- [Extracts from a graphics dataset]:
— START —

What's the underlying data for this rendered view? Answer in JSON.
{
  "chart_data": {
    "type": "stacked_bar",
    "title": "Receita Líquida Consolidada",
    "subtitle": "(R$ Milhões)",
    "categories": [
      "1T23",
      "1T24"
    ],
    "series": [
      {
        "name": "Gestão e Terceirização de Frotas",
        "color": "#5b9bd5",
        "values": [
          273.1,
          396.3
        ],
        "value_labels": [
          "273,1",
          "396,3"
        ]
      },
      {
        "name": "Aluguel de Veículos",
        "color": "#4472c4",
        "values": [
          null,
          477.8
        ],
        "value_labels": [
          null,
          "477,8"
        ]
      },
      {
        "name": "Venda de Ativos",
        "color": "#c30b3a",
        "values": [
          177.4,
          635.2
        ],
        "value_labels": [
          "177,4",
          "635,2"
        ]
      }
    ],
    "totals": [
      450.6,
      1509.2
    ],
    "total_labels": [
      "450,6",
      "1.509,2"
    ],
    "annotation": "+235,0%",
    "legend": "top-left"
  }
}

— END —

- [WHAT TO DO]: Each record must be repeated exactly as it is.

- [ANSWER FOR THE TASK]:
What's the underlying data for this rendered view? Answer in JSON.
{
  "chart_data": {
    "type": "stacked_bar",
    "title": "Receita Líquida Consolidada",
    "subtitle": "(R$ Milhões)",
    "categories": [
      "1T23",
      "1T24"
    ],
    "series": [
      {
        "name": "Gestão e Terceirização de Frotas",
        "color": "#5b9bd5",
        "values": [
          273.1,
          396.3
        ],
        "value_labels": [
          "273,1",
          "396,3"
        ]
      },
      {
        "name": "Aluguel de Veículos",
        "color": "#4472c4",
        "values": [
          null,
          477.8
        ],
        "value_labels": [
          null,
          "477,8"
        ]
      },
      {
        "name": "Venda de Ativos",
        "color": "#c30b3a",
        "values": [
          177.4,
          635.2
        ],
        "value_labels": [
          "177,4",
          "635,2"
        ]
      }
    ],
    "totals": [
      450.6,
      1509.2
    ],
    "total_labels": [
      "450,6",
      "1.509,2"
    ],
    "annotation": "+235,0%",
    "legend": "top-left"
  }
}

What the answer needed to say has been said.